## Data items:
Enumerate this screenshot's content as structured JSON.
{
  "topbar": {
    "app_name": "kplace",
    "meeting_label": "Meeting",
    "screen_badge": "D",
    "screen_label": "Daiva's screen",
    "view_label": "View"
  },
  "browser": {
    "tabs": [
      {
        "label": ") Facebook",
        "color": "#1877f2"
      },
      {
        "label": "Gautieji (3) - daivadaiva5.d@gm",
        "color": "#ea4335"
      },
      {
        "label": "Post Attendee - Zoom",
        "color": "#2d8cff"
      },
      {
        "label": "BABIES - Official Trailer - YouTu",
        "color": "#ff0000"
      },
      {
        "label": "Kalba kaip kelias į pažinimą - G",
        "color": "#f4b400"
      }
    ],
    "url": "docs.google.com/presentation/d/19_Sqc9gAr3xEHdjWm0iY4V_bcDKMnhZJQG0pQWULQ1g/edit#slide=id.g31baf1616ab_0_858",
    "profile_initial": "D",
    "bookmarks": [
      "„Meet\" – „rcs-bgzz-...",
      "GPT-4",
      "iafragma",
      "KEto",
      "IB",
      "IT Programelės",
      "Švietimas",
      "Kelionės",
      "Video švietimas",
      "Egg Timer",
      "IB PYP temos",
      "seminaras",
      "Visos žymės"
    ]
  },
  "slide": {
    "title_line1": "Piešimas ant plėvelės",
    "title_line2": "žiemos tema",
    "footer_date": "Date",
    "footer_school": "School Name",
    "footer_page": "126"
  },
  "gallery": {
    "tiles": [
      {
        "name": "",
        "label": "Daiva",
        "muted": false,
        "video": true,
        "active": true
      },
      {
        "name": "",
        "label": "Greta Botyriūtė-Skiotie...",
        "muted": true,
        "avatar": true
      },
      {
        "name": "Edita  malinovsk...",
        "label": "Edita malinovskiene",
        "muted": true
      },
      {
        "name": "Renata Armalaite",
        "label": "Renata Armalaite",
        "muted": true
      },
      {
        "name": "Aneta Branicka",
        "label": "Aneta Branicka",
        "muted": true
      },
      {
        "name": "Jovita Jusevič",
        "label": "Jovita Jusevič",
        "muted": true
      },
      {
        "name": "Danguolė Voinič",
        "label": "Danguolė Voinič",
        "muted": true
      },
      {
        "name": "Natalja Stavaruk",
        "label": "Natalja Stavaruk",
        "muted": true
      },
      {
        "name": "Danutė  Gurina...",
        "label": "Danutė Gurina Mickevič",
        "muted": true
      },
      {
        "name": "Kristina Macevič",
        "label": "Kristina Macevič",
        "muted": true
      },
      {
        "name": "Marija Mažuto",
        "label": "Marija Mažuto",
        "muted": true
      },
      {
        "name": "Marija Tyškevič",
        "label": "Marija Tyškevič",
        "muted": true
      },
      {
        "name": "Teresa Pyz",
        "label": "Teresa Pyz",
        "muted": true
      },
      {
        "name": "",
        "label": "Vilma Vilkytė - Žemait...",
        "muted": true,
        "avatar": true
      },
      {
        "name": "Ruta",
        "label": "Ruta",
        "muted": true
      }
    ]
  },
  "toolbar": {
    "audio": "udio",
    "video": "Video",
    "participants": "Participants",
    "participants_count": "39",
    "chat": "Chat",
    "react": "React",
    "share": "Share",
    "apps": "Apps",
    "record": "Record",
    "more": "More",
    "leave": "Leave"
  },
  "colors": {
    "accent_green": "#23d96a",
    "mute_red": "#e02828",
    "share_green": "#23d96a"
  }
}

## Exercise description:
Repeat the material above in full, quoting it exactly.

## Solution below:
Enumerate this screenshot's content as structured JSON.
{
  "topbar": {
    "app_name": "kplace",
    "meeting_label": "Meeting",
    "screen_badge": "D",
    "screen_label": "Daiva's screen",
    "view_label": "View"
  },
  "browser": {
    "tabs": [
      {
        "label": ") Facebook",
        "color": "#1877f2"
      },
      {
        "label": "Gautieji (3) - daivadaiva5.d@gm",
        "color": "#ea4335"
      },
      {
        "label": "Post Attendee - Zoom",
        "color": "#2d8cff"
      },
      {
        "label": "BABIES - Official Trailer - YouTu",
        "color": "#ff0000"
      },
      {
        "label": "Kalba kaip kelias į pažinimą - G",
        "color": "#f4b400"
      }
    ],
    "url": "docs.google.com/presentation/d/19_Sqc9gAr3xEHdjWm0iY4V_bcDKMnhZJQG0pQWULQ1g/edit#slide=id.g31baf1616ab_0_858",
    "profile_initial": "D",
    "bookmarks": [
      "„Meet\" – „rcs-bgzz-...",
      "GPT-4",
      "iafragma",
      "KEto",
      "IB",
      "IT Programelės",
      "Švietimas",
      "Kelionės",
      "Video švietimas",
      "Egg Timer",
      "IB PYP temos",
      "seminaras",
      "Visos žymės"
    ]
  },
  "slide": {
    "title_line1": "Piešimas ant plėvelės",
    "title_line2": "žiemos tema",
    "footer_date": "Date",
    "footer_school": "School Name",
    "footer_page": "126"
  },
  "gallery": {
    "tiles": [
      {
        "name": "",
        "label": "Daiva",
        "muted": false,
        "video": true,
        "active": true
      },
      {
        "name": "",
        "label": "Greta Botyriūtė-Skiotie...",
        "muted": true,
        "avatar": true
      },
      {
        "name": "Edita  malinovsk...",
        "label": "Edita malinovskiene",
        "muted": true
      },
      {
        "name": "Renata Armalaite",
        "label": "Renata Armalaite",
        "muted": true
      },
      {
        "name": "Aneta Branicka",
        "label": "Aneta Branicka",
        "muted": true
      },
      {
        "name": "Jovita Jusevič",
        "label": "Jovita Jusevič",
        "muted": true
      },
      {
        "name": "Danguolė Voinič",
        "label": "Danguolė Voinič",
        "muted": true
      },
      {
        "name": "Natalja Stavaruk",
        "label": "Natalja Stavaruk",
        "muted": true
      },
      {
        "name": "Danutė  Gurina...",
        "label": "Danutė Gurina Mickevič",
        "muted": true
      },
      {
        "name": "Kristina Macevič",
        "label": "Kristina Macevič",
        "muted": true
      },
      {
        "name": "Marija Mažuto",
        "label": "Marija Mažuto",
        "muted": true
      },
      {
        "name": "Marija Tyškevič",
        "label": "Marija Tyškevič",
        "muted": true
      },
      {
        "name": "Teresa Pyz",
        "label": "Teresa Pyz",
        "muted": true
      },
      {
        "name": "",
        "label": "Vilma Vilkytė - Žemait...",
        "muted": true,
        "avatar": true
      },
      {
        "name": "Ruta",
        "label": "Ruta",
        "muted": true
      }
    ]
  },
  "toolbar": {
    "audio": "udio",
    "video": "Video",
    "participants": "Participants",
    "participants_count": "39",
    "chat": "Chat",
    "react": "React",
    "share": "Share",
    "apps": "Apps",
    "record": "Record",
    "more": "More",
    "leave": "Leave"
  },
  "colors": {
    "accent_green": "#23d96a",
    "mute_red": "#e02828",
    "share_green": "#23d96a"
  }
}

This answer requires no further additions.